(begin)
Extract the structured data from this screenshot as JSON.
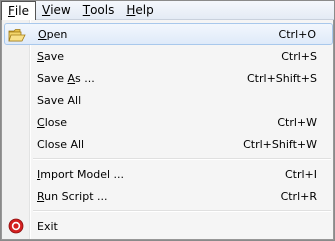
{
  "menubar": {
    "items": [
      {
        "label": "File",
        "access_key": "F",
        "active": true
      },
      {
        "label": "View",
        "access_key": "V"
      },
      {
        "label": "Tools",
        "access_key": "T"
      },
      {
        "label": "Help",
        "access_key": "H"
      }
    ]
  },
  "file_menu": {
    "items": [
      {
        "label": "Open",
        "access_key": "O",
        "shortcut": "Ctrl+O",
        "icon": "folder-open-icon",
        "highlighted": true
      },
      {
        "label": "Save",
        "access_key": "S",
        "shortcut": "Ctrl+S"
      },
      {
        "label": "Save As ...",
        "access_key": "A",
        "shortcut": "Ctrl+Shift+S"
      },
      {
        "label": "Save All",
        "shortcut": ""
      },
      {
        "label": "Close",
        "access_key": "C",
        "shortcut": "Ctrl+W"
      },
      {
        "label": "Close All",
        "shortcut": "Ctrl+Shift+W"
      },
      {
        "label": "Import Model ...",
        "access_key": "I",
        "shortcut": "Ctrl+I"
      },
      {
        "label": "Run Script ...",
        "access_key": "R",
        "shortcut": "Ctrl+R"
      },
      {
        "label": "Exit",
        "shortcut": "",
        "icon": "exit-icon"
      }
    ]
  },
  "colors": {
    "highlight_border": "#a8c8ec",
    "menubar_background": "#e4ebf5",
    "exit_icon_red": "#d42020"
  }
}
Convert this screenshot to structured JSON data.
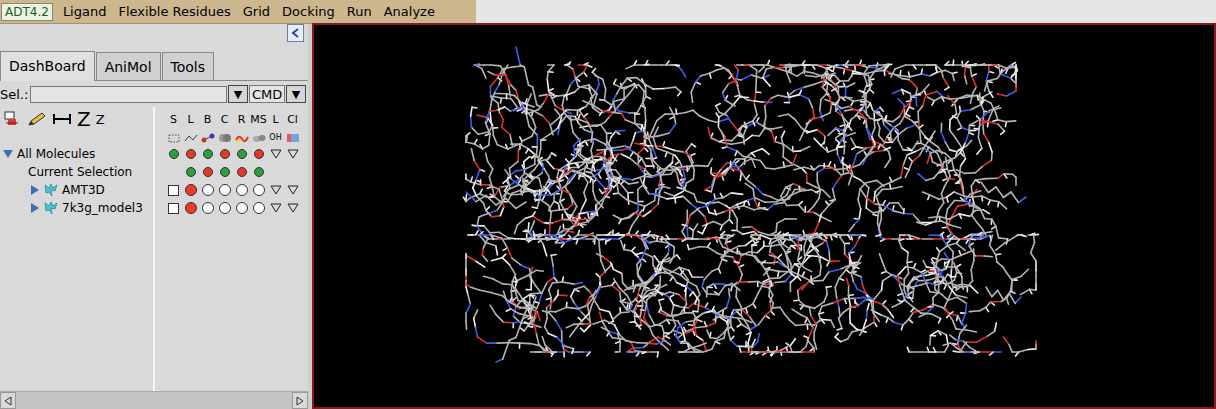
{
  "menubar": {
    "app": "ADT4.2",
    "items": [
      "Ligand",
      "Flexible Residues",
      "Grid",
      "Docking",
      "Run",
      "Analyze"
    ]
  },
  "tabs": [
    {
      "label": "DashBoard",
      "selected": true
    },
    {
      "label": "AniMol",
      "selected": false
    },
    {
      "label": "Tools",
      "selected": false
    }
  ],
  "selection_bar": {
    "label": "Sel.:",
    "value": "",
    "arrow": "▼",
    "mode": "CMD",
    "mode_arrow": "▼"
  },
  "toolbar": {
    "texts": [
      "Z",
      "Z"
    ]
  },
  "columns": [
    {
      "label": "S",
      "sub": ""
    },
    {
      "label": "L",
      "sub": ""
    },
    {
      "label": "B",
      "sub": ""
    },
    {
      "label": "C",
      "sub": ""
    },
    {
      "label": "R",
      "sub": ""
    },
    {
      "label": "MS",
      "sub": ""
    },
    {
      "label": "L",
      "sub": "OH"
    },
    {
      "label": "Cl",
      "sub": ""
    }
  ],
  "tree": [
    {
      "label": "All Molecules",
      "level": 0,
      "toggle": true,
      "expanded": true,
      "molecule": false,
      "selected": false,
      "cells": [
        {
          "kind": "dot",
          "color": "#2f9e3a"
        },
        {
          "kind": "dot",
          "color": "#e03a2a"
        },
        {
          "kind": "dot",
          "color": "#2f9e3a"
        },
        {
          "kind": "dot",
          "color": "#e03a2a"
        },
        {
          "kind": "dot",
          "color": "#2f9e3a"
        },
        {
          "kind": "dot",
          "color": "#e03a2a"
        },
        {
          "kind": "menu"
        },
        {
          "kind": "menu"
        }
      ]
    },
    {
      "label": "Current Selection",
      "level": 1,
      "toggle": false,
      "expanded": false,
      "molecule": false,
      "selected": false,
      "cells": [
        {
          "kind": "blank"
        },
        {
          "kind": "dot",
          "color": "#2f9e3a"
        },
        {
          "kind": "dot",
          "color": "#e03a2a"
        },
        {
          "kind": "dot",
          "color": "#2f9e3a"
        },
        {
          "kind": "dot",
          "color": "#e03a2a"
        },
        {
          "kind": "dot",
          "color": "#2f9e3a"
        },
        {
          "kind": "blank"
        },
        {
          "kind": "blank"
        }
      ]
    },
    {
      "label": "AMT3D",
      "level": 1,
      "toggle": true,
      "expanded": false,
      "molecule": true,
      "selected": false,
      "cells": [
        {
          "kind": "box",
          "checked": false
        },
        {
          "kind": "ring",
          "on": true
        },
        {
          "kind": "ring",
          "on": false
        },
        {
          "kind": "ring",
          "on": false
        },
        {
          "kind": "ring",
          "on": false
        },
        {
          "kind": "ring",
          "on": false
        },
        {
          "kind": "menu"
        },
        {
          "kind": "menu"
        }
      ]
    },
    {
      "label": "7k3g_model3",
      "level": 1,
      "toggle": true,
      "expanded": false,
      "molecule": true,
      "selected": false,
      "cells": [
        {
          "kind": "box",
          "checked": false
        },
        {
          "kind": "ring",
          "on": true
        },
        {
          "kind": "ring",
          "on": false
        },
        {
          "kind": "ring",
          "on": false
        },
        {
          "kind": "ring",
          "on": false
        },
        {
          "kind": "ring",
          "on": false
        },
        {
          "kind": "menu"
        },
        {
          "kind": "menu"
        }
      ]
    }
  ]
}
(end)
[Exercise goal] Pull out all lines from the entries above in which the word "data" appears.

[Expected answer]
Extract the structured data from this screenshot as JSON.
Convert this screenshot to structured JSON data.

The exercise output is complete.